> EXERCISE DIRECTIONS:
Please set down, word for word, the passage of the excerpt on Italian mortgage law starting at "But there are" and ending at "deals with mortgages.".
------ DOCUMENT EXCERPT
This could be considered a resume of the relevant legislation about
mortgage in the civile code, as it is present since 1942 until nowadays.
But there are two more recent laws who have intervened in the specific
field of mortgage credit to prospective estate owners. One of them
is law no. 30 of year 1997, of which we’ve already told. The
second is the consolidating act, enacted by the Government under
Parliament control, identified as Legislative Decree number 385
of year 1993, regarding the whole of italian banking law. Articles
from 38 to 41 are relevant for our purpose, regarding in a specific
way credit operations financing real estate transactions (“credito
fondiario”). Article 39 specifically deals with mortgages.
It’s important the content of article 39 paragraph 5, according
to which the debtor has the right to a reduction of the value of
the mortgage each time he pays back the 20% of his debt guaranteed
by the mortgage. Moreover, article 39 paragraph 7 reduces the professional
cost of the notaio work, making easier the stipulation of estate
mortgages. Mostly important is article 40, which provides the right
for the debtor to extinguish his debt in advance paying a sum comprehensive
of interests related to the time passed between the concession of
the credit and the extinguishing of the same. In this way it’s
of course also possible to solve the mortgage in advance, and this
is surely one of the most important rights provided to the private
debtor who contracted a mortgage with a bank in order to buy a flat
or building.
------------
------ SUPPLIED MATERIAL
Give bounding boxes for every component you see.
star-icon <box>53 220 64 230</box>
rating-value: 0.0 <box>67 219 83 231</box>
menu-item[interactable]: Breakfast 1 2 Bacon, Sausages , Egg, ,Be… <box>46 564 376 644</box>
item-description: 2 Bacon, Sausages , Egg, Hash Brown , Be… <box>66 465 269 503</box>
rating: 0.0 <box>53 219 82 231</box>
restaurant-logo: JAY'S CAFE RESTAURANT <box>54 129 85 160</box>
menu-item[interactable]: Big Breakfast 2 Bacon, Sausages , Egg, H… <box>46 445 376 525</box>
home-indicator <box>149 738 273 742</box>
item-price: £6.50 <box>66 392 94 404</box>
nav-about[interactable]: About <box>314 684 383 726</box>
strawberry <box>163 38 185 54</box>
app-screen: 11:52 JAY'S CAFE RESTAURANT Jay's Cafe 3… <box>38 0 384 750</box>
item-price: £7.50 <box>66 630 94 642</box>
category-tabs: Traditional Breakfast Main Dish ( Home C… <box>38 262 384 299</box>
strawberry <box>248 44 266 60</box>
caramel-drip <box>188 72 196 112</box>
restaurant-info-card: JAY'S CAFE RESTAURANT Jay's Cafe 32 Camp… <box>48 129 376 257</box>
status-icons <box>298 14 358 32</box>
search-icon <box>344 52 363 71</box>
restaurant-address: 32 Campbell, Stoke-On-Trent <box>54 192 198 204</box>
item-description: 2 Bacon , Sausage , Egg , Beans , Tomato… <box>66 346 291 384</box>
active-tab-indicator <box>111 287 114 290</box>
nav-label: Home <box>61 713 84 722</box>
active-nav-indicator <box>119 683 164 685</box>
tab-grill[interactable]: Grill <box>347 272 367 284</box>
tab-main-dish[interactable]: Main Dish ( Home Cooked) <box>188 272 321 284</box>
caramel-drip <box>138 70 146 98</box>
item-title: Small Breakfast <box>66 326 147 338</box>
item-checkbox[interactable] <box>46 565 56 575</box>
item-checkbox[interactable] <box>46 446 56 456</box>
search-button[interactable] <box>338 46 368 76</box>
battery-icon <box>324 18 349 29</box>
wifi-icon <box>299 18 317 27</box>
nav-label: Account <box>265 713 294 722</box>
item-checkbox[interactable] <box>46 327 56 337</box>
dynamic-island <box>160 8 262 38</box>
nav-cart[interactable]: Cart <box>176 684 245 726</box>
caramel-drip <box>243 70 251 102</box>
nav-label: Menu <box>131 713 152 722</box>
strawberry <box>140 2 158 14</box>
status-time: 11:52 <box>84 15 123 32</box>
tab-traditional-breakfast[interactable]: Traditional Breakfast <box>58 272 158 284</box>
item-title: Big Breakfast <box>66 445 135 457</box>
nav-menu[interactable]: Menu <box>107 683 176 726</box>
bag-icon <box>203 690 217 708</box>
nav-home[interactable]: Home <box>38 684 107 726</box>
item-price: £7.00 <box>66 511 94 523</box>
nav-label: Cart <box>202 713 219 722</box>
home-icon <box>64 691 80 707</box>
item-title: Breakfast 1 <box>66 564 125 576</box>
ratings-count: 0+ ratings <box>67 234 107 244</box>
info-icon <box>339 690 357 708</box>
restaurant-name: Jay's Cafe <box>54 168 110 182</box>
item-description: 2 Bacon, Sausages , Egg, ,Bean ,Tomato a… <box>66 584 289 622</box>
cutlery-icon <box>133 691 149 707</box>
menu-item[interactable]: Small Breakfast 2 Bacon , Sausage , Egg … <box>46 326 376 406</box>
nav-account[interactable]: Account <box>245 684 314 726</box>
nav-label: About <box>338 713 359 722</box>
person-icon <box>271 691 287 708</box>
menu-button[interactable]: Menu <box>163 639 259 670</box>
------------
> SOLUTION:
But there are two more recent laws who have intervened in the specific
field of mortgage credit to prospective estate owners. One of them
is law no. 30 of year 1997, of which we’ve already told. The
second is the consolidating act, enacted by the Government under
Parliament control, identified as Legislative Decree number 385
of year 1993, regarding the whole of italian banking law. Articles
from 38 to 41 are relevant for our purpose, regarding in a specific
way credit operations financing real estate transactions (“credito
fondiario”). Article 39 specifically deals with mortgages.